● Recorded data
^^^^^^^^
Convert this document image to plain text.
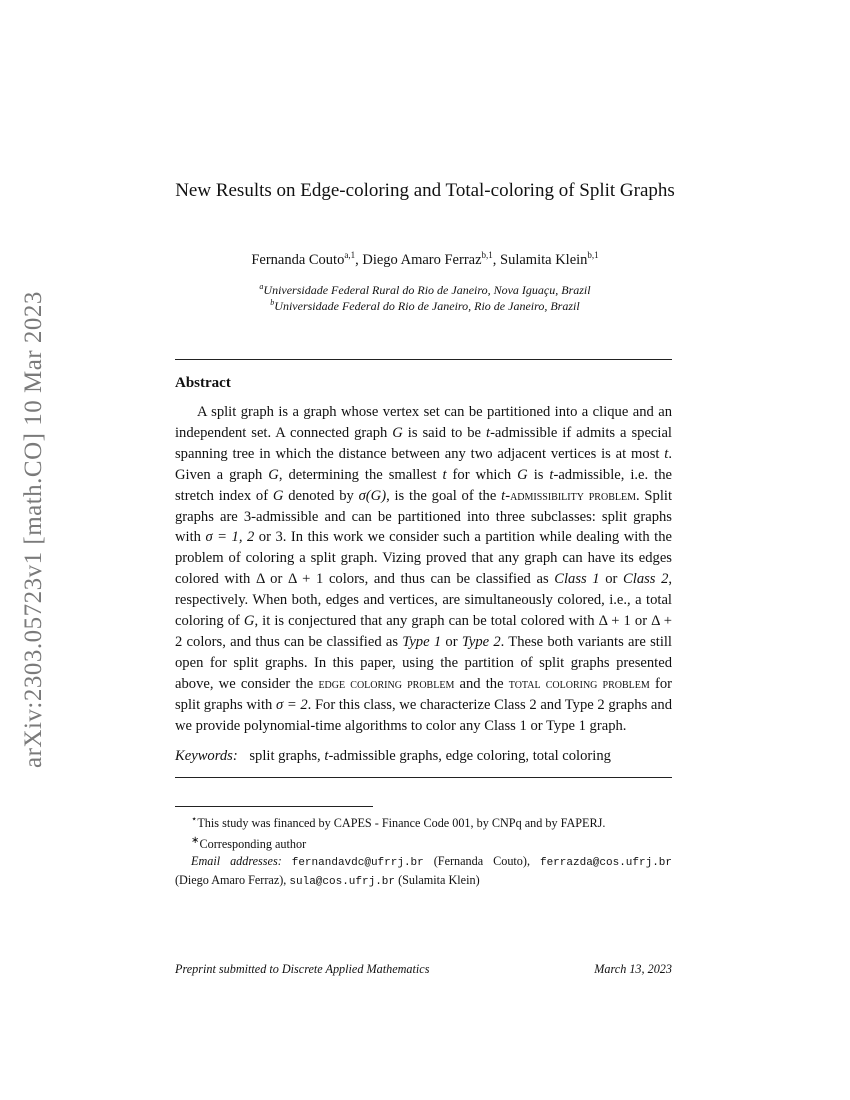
arXiv:2303.05723v1 [math.CO] 10 Mar 2023
New Results on Edge-coloring and Total-coloring of Split Graphs
Fernanda Couto$^{a,1}$, Diego Amaro Ferraz$^{b,1}$, Sulamita Klein$^{b,1}$
$^a$Universidade Federal Rural do Rio de Janeiro, Nova Iguaçu, Brazil
$^b$Universidade Federal do Rio de Janeiro, Rio de Janeiro, Brazil
Abstract
A split graph is a graph whose vertex set can be partitioned into a clique and an independent set. A connected graph G is said to be t-admissible if admits a special spanning tree in which the distance between any two adjacent vertices is at most t. Given a graph G, determining the smallest t for which G is t-admissible, i.e. the stretch index of G denoted by σ(G), is the goal of the t-admissibility problem. Split graphs are 3-admissible and can be partitioned into three subclasses: split graphs with σ = 1, 2 or 3. In this work we consider such a partition while dealing with the problem of coloring a split graph. Vizing proved that any graph can have its edges colored with Δ or Δ + 1 colors, and thus can be classified as Class 1 or Class 2, respectively. When both, edges and vertices, are simultaneously colored, i.e., a total coloring of G, it is conjectured that any graph can be total colored with Δ + 1 or Δ + 2 colors, and thus can be classified as Type 1 or Type 2. These both variants are still open for split graphs. In this paper, using the partition of split graphs presented above, we consider the edge coloring problem and the total coloring problem for split graphs with σ = 2. For this class, we characterize Class 2 and Type 2 graphs and we provide polynomial-time algorithms to color any Class 1 or Type 1 graph.
Keywords: split graphs, t-admissible graphs, edge coloring, total coloring
⋆This study was financed by CAPES - Finance Code 001, by CNPq and by FAPERJ.
∗Corresponding author
Email addresses: fernandavdc@ufrrj.br (Fernanda Couto), ferrazda@cos.ufrj.br (Diego Amaro Ferraz), sula@cos.ufrj.br (Sulamita Klein)
Preprint submitted to Discrete Applied Mathematics	March 13, 2023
^^^^^^^^
● PROBLEM STATEMENT
Above are records with pictures; repeat the records exactly and leave the pictures out.

● FINAL RESULT
Convert this document image to plain text.
arXiv:2303.05723v1 [math.CO] 10 Mar 2023
New Results on Edge-coloring and Total-coloring of Split Graphs
Fernanda Couto$^{a,1}$, Diego Amaro Ferraz$^{b,1}$, Sulamita Klein$^{b,1}$
$^a$Universidade Federal Rural do Rio de Janeiro, Nova Iguaçu, Brazil
$^b$Universidade Federal do Rio de Janeiro, Rio de Janeiro, Brazil
Abstract
A split graph is a graph whose vertex set can be partitioned into a clique and an independent set. A connected graph G is said to be t-admissible if admits a special spanning tree in which the distance between any two adjacent vertices is at most t. Given a graph G, determining the smallest t for which G is t-admissible, i.e. the stretch index of G denoted by σ(G), is the goal of the t-admissibility problem. Split graphs are 3-admissible and can be partitioned into three subclasses: split graphs with σ = 1, 2 or 3. In this work we consider such a partition while dealing with the problem of coloring a split graph. Vizing proved that any graph can have its edges colored with Δ or Δ + 1 colors, and thus can be classified as Class 1 or Class 2, respectively. When both, edges and vertices, are simultaneously colored, i.e., a total coloring of G, it is conjectured that any graph can be total colored with Δ + 1 or Δ + 2 colors, and thus can be classified as Type 1 or Type 2. These both variants are still open for split graphs. In this paper, using the partition of split graphs presented above, we consider the edge coloring problem and the total coloring problem for split graphs with σ = 2. For this class, we characterize Class 2 and Type 2 graphs and we provide polynomial-time algorithms to color any Class 1 or Type 1 graph.
Keywords: split graphs, t-admissible graphs, edge coloring, total coloring
⋆This study was financed by CAPES - Finance Code 001, by CNPq and by FAPERJ.
∗Corresponding author
Email addresses: fernandavdc@ufrrj.br (Fernanda Couto), ferrazda@cos.ufrj.br (Diego Amaro Ferraz), sula@cos.ufrj.br (Sulamita Klein)
Preprint submitted to Discrete Applied Mathematics	March 13, 2023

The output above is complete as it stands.